| What is required |
The records below hold pictures; please leave those out and retype the rest exactly.

| Input records |
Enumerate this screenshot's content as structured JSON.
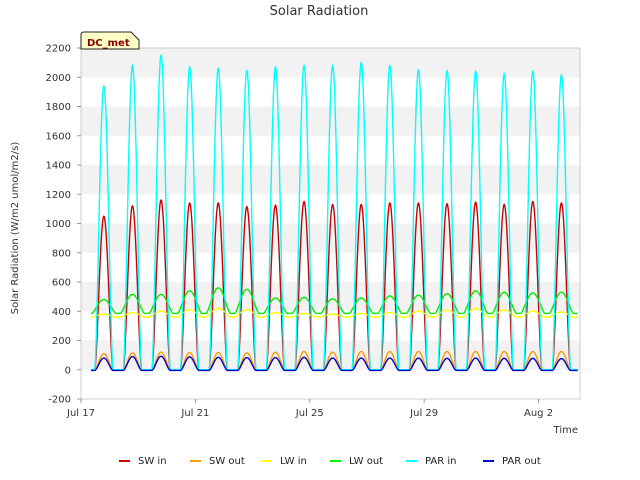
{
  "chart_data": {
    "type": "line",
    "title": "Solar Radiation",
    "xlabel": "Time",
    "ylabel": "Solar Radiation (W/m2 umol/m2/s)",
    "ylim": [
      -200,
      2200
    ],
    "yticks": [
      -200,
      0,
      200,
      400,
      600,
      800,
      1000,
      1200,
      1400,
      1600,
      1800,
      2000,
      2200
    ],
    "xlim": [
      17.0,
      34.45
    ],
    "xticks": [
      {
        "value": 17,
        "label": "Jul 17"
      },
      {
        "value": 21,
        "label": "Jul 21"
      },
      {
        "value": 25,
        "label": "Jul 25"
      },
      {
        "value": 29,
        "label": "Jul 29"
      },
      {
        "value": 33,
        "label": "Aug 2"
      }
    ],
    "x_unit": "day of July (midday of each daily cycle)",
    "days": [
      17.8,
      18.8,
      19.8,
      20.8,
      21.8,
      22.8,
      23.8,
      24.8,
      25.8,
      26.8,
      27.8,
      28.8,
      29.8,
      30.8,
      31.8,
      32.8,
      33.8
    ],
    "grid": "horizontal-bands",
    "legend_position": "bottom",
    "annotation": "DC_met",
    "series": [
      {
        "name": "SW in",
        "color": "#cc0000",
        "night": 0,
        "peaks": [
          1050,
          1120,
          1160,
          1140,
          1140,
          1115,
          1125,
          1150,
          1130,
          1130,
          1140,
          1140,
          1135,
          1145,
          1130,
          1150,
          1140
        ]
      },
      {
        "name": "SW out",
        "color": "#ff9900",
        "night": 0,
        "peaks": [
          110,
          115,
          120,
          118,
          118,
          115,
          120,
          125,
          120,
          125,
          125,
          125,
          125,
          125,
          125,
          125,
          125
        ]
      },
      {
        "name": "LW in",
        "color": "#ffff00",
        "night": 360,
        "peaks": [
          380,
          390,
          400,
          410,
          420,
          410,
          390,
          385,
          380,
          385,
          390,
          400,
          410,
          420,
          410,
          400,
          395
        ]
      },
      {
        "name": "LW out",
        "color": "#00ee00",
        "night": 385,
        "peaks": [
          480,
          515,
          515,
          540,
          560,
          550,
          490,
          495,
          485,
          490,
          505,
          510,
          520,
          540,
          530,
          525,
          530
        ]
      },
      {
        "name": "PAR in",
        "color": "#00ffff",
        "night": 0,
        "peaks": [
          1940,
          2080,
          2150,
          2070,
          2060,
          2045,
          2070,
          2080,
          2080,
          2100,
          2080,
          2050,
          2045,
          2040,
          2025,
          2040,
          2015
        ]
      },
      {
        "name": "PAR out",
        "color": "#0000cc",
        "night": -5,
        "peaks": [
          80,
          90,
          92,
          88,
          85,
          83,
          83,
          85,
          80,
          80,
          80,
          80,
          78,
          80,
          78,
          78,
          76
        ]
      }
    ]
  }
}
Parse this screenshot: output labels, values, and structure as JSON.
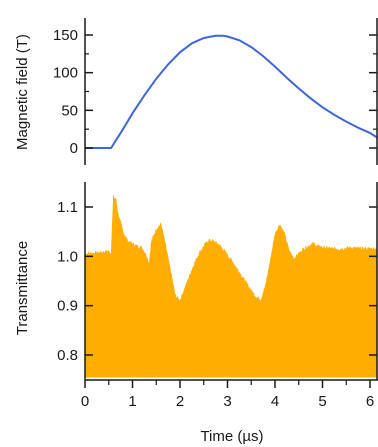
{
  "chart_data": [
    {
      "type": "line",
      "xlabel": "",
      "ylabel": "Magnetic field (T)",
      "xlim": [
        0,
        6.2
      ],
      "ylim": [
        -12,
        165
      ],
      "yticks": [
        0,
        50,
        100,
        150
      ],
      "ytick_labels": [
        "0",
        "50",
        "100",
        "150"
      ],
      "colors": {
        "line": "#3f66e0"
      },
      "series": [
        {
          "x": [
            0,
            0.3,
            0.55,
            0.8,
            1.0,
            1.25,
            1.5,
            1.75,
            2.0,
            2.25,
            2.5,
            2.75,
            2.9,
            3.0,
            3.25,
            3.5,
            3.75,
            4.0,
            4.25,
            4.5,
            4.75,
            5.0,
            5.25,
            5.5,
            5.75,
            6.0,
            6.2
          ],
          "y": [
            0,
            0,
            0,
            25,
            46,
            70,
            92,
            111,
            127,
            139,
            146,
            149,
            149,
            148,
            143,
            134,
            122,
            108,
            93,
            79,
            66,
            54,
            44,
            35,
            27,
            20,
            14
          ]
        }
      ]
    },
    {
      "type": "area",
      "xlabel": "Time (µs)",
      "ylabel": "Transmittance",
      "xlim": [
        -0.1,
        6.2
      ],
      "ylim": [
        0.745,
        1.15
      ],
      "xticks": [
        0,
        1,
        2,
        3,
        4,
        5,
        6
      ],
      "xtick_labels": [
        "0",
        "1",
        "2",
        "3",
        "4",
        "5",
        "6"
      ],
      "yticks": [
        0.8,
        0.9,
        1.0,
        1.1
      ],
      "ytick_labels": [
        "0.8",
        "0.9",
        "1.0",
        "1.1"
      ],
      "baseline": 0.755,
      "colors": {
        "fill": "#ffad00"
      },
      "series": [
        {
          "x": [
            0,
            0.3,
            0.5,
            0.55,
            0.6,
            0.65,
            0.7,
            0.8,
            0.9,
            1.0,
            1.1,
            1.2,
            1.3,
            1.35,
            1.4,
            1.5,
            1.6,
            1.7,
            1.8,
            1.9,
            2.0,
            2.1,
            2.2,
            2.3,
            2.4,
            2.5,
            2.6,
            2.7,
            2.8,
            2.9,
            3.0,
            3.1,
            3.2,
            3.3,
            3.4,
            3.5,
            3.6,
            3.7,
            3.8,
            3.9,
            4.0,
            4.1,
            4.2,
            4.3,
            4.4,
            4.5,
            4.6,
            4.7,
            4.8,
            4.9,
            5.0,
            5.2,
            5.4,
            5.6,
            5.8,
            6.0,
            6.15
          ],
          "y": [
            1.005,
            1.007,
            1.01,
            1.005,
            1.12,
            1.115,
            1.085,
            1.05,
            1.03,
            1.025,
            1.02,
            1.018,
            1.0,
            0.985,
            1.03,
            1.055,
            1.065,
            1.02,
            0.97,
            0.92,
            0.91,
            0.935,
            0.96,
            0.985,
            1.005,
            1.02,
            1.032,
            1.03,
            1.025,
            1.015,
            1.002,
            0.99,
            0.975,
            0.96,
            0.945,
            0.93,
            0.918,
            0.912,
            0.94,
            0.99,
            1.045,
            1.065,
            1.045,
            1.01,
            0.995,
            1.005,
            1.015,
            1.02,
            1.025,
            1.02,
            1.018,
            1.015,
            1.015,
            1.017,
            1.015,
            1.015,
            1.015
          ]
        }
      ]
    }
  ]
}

| Right answer |
Enumerate this screenshot's content as structured JSON.
{
  "chart_data": {
    "type": "line",
    "title": "Solar Radiation",
    "xlabel": "Time",
    "ylabel": "Solar Radiation (W/m2 umol/m2/s)",
    "ylim": [
      -200,
      2200
    ],
    "yticks": [
      -200,
      0,
      200,
      400,
      600,
      800,
      1000,
      1200,
      1400,
      1600,
      1800,
      2000,
      2200
    ],
    "xlim": [
      17.0,
      34.45
    ],
    "xticks": [
      {
        "value": 17,
        "label": "Jul 17"
      },
      {
        "value": 21,
        "label": "Jul 21"
      },
      {
        "value": 25,
        "label": "Jul 25"
      },
      {
        "value": 29,
        "label": "Jul 29"
      },
      {
        "value": 33,
        "label": "Aug 2"
      }
    ],
    "x_unit": "day of July (midday of each daily cycle)",
    "days": [
      17.8,
      18.8,
      19.8,
      20.8,
      21.8,
      22.8,
      23.8,
      24.8,
      25.8,
      26.8,
      27.8,
      28.8,
      29.8,
      30.8,
      31.8,
      32.8,
      33.8
    ],
    "grid": "horizontal-bands",
    "legend_position": "bottom",
    "annotation": "DC_met",
    "series": [
      {
        "name": "SW in",
        "color": "#cc0000",
        "night": 0,
        "peaks": [
          1050,
          1120,
          1160,
          1140,
          1140,
          1115,
          1125,
          1150,
          1130,
          1130,
          1140,
          1140,
          1135,
          1145,
          1130,
          1150,
          1140
        ]
      },
      {
        "name": "SW out",
        "color": "#ff9900",
        "night": 0,
        "peaks": [
          110,
          115,
          120,
          118,
          118,
          115,
          120,
          125,
          120,
          125,
          125,
          125,
          125,
          125,
          125,
          125,
          125
        ]
      },
      {
        "name": "LW in",
        "color": "#ffff00",
        "night": 360,
        "peaks": [
          380,
          390,
          400,
          410,
          420,
          410,
          390,
          385,
          380,
          385,
          390,
          400,
          410,
          420,
          410,
          400,
          395
        ]
      },
      {
        "name": "LW out",
        "color": "#00ee00",
        "night": 385,
        "peaks": [
          480,
          515,
          515,
          540,
          560,
          550,
          490,
          495,
          485,
          490,
          505,
          510,
          520,
          540,
          530,
          525,
          530
        ]
      },
      {
        "name": "PAR in",
        "color": "#00ffff",
        "night": 0,
        "peaks": [
          1940,
          2080,
          2150,
          2070,
          2060,
          2045,
          2070,
          2080,
          2080,
          2100,
          2080,
          2050,
          2045,
          2040,
          2025,
          2040,
          2015
        ]
      },
      {
        "name": "PAR out",
        "color": "#0000cc",
        "night": -5,
        "peaks": [
          80,
          90,
          92,
          88,
          85,
          83,
          83,
          85,
          80,
          80,
          80,
          80,
          78,
          80,
          78,
          78,
          76
        ]
      }
    ]
  }
}
Parse this screenshot: output labels, values, and structure as JSON.
{
  "chart_data": [
    {
      "type": "line",
      "xlabel": "",
      "ylabel": "Magnetic field (T)",
      "xlim": [
        0,
        6.2
      ],
      "ylim": [
        -12,
        165
      ],
      "yticks": [
        0,
        50,
        100,
        150
      ],
      "ytick_labels": [
        "0",
        "50",
        "100",
        "150"
      ],
      "colors": {
        "line": "#3f66e0"
      },
      "series": [
        {
          "x": [
            0,
            0.3,
            0.55,
            0.8,
            1.0,
            1.25,
            1.5,
            1.75,
            2.0,
            2.25,
            2.5,
            2.75,
            2.9,
            3.0,
            3.25,
            3.5,
            3.75,
            4.0,
            4.25,
            4.5,
            4.75,
            5.0,
            5.25,
            5.5,
            5.75,
            6.0,
            6.2
          ],
          "y": [
            0,
            0,
            0,
            25,
            46,
            70,
            92,
            111,
            127,
            139,
            146,
            149,
            149,
            148,
            143,
            134,
            122,
            108,
            93,
            79,
            66,
            54,
            44,
            35,
            27,
            20,
            14
          ]
        }
      ]
    },
    {
      "type": "area",
      "xlabel": "Time (µs)",
      "ylabel": "Transmittance",
      "xlim": [
        -0.1,
        6.2
      ],
      "ylim": [
        0.745,
        1.15
      ],
      "xticks": [
        0,
        1,
        2,
        3,
        4,
        5,
        6
      ],
      "xtick_labels": [
        "0",
        "1",
        "2",
        "3",
        "4",
        "5",
        "6"
      ],
      "yticks": [
        0.8,
        0.9,
        1.0,
        1.1
      ],
      "ytick_labels": [
        "0.8",
        "0.9",
        "1.0",
        "1.1"
      ],
      "baseline": 0.755,
      "colors": {
        "fill": "#ffad00"
      },
      "series": [
        {
          "x": [
            0,
            0.3,
            0.5,
            0.55,
            0.6,
            0.65,
            0.7,
            0.8,
            0.9,
            1.0,
            1.1,
            1.2,
            1.3,
            1.35,
            1.4,
            1.5,
            1.6,
            1.7,
            1.8,
            1.9,
            2.0,
            2.1,
            2.2,
            2.3,
            2.4,
            2.5,
            2.6,
            2.7,
            2.8,
            2.9,
            3.0,
            3.1,
            3.2,
            3.3,
            3.4,
            3.5,
            3.6,
            3.7,
            3.8,
            3.9,
            4.0,
            4.1,
            4.2,
            4.3,
            4.4,
            4.5,
            4.6,
            4.7,
            4.8,
            4.9,
            5.0,
            5.2,
            5.4,
            5.6,
            5.8,
            6.0,
            6.15
          ],
          "y": [
            1.005,
            1.007,
            1.01,
            1.005,
            1.12,
            1.115,
            1.085,
            1.05,
            1.03,
            1.025,
            1.02,
            1.018,
            1.0,
            0.985,
            1.03,
            1.055,
            1.065,
            1.02,
            0.97,
            0.92,
            0.91,
            0.935,
            0.96,
            0.985,
            1.005,
            1.02,
            1.032,
            1.03,
            1.025,
            1.015,
            1.002,
            0.99,
            0.975,
            0.96,
            0.945,
            0.93,
            0.918,
            0.912,
            0.94,
            0.99,
            1.045,
            1.065,
            1.045,
            1.01,
            0.995,
            1.005,
            1.015,
            1.02,
            1.025,
            1.02,
            1.018,
            1.015,
            1.015,
            1.017,
            1.015,
            1.015,
            1.015
          ]
        }
      ]
    }
  ]
}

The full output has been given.